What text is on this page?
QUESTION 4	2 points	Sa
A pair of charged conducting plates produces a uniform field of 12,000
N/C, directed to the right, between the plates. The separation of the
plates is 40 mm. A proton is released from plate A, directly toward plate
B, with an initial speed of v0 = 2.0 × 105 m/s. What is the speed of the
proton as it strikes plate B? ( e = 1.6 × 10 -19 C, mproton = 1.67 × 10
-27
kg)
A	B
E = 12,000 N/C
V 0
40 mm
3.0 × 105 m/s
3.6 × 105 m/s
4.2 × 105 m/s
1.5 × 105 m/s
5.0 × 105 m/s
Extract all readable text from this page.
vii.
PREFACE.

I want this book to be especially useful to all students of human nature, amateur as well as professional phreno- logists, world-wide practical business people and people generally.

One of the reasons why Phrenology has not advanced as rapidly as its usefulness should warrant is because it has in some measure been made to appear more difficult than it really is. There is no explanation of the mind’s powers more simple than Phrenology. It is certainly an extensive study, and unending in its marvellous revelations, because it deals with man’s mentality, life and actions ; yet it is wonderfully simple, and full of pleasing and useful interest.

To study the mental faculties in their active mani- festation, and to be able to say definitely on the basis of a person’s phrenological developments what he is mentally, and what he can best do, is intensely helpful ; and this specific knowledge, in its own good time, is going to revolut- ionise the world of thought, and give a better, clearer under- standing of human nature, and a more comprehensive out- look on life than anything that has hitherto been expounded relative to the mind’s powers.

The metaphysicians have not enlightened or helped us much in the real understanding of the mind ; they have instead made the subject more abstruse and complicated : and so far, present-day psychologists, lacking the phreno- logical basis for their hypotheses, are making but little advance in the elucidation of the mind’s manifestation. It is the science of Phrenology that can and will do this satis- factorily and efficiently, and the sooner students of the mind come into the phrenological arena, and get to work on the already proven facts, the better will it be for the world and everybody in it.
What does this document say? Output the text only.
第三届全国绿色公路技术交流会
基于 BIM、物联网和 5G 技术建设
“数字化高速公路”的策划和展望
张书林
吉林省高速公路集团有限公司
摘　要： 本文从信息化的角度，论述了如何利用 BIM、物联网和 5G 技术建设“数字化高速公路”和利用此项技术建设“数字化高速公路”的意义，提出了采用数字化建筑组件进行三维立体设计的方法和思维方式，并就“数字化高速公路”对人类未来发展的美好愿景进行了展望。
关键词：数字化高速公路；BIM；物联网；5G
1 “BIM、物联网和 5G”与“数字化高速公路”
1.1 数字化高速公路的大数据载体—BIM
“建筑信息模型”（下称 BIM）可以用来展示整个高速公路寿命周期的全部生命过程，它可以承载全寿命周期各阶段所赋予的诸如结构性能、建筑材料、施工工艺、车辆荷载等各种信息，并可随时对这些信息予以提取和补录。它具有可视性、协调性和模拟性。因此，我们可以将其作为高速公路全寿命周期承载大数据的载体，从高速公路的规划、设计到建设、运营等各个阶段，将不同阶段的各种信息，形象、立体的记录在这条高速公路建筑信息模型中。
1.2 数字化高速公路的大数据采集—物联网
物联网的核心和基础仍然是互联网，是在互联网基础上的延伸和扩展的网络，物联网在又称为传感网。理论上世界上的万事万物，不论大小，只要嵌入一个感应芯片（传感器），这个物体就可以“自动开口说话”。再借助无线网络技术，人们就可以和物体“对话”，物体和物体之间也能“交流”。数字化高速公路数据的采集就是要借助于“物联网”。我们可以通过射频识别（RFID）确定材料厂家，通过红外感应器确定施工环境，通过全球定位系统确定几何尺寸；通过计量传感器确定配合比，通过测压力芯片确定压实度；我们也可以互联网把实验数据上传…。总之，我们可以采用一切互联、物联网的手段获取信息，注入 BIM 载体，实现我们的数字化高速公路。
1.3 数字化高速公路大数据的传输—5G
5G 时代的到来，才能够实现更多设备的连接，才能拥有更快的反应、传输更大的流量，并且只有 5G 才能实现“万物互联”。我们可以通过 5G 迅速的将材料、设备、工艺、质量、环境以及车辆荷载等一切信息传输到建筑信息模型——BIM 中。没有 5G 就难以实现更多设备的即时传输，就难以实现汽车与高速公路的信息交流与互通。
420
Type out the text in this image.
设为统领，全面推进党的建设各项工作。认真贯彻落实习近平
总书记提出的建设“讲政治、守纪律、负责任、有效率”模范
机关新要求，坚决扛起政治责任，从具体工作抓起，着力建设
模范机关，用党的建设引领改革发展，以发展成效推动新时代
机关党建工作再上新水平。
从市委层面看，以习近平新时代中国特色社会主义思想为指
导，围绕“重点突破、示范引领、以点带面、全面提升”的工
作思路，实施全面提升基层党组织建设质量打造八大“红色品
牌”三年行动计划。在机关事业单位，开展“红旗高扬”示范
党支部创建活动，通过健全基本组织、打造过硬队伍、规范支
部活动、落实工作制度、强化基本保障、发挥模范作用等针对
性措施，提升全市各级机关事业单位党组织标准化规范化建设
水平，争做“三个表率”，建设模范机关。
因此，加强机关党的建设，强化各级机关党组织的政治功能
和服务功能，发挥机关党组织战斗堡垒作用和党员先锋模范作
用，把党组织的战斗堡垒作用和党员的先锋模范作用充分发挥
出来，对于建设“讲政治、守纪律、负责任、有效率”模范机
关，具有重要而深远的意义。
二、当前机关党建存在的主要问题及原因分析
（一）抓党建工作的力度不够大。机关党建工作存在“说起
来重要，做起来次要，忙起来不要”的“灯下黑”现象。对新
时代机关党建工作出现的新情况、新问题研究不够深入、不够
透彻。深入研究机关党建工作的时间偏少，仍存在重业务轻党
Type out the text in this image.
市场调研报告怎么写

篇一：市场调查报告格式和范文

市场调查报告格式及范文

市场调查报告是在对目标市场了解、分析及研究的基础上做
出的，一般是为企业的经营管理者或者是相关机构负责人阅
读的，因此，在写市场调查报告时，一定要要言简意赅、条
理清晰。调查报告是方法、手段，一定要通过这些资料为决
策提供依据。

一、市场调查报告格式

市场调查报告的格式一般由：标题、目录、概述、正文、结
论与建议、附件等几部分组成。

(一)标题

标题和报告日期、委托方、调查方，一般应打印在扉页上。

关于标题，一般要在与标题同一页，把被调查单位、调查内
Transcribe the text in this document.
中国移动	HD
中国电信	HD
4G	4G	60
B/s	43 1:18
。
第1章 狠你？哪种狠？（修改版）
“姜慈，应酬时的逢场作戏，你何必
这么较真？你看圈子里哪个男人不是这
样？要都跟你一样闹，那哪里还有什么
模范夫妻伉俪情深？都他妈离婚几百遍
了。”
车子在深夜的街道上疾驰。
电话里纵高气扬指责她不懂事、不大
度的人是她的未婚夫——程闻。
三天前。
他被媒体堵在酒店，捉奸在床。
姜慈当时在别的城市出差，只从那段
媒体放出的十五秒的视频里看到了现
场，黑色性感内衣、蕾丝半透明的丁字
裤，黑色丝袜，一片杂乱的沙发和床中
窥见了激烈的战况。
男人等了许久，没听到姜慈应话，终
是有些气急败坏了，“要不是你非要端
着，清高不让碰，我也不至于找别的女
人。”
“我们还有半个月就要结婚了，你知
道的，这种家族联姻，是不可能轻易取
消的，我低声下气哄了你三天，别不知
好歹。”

Challenge:
How many lines in these entries hold the string "技术建设"? Answer with the number alone.

Result for this task:
2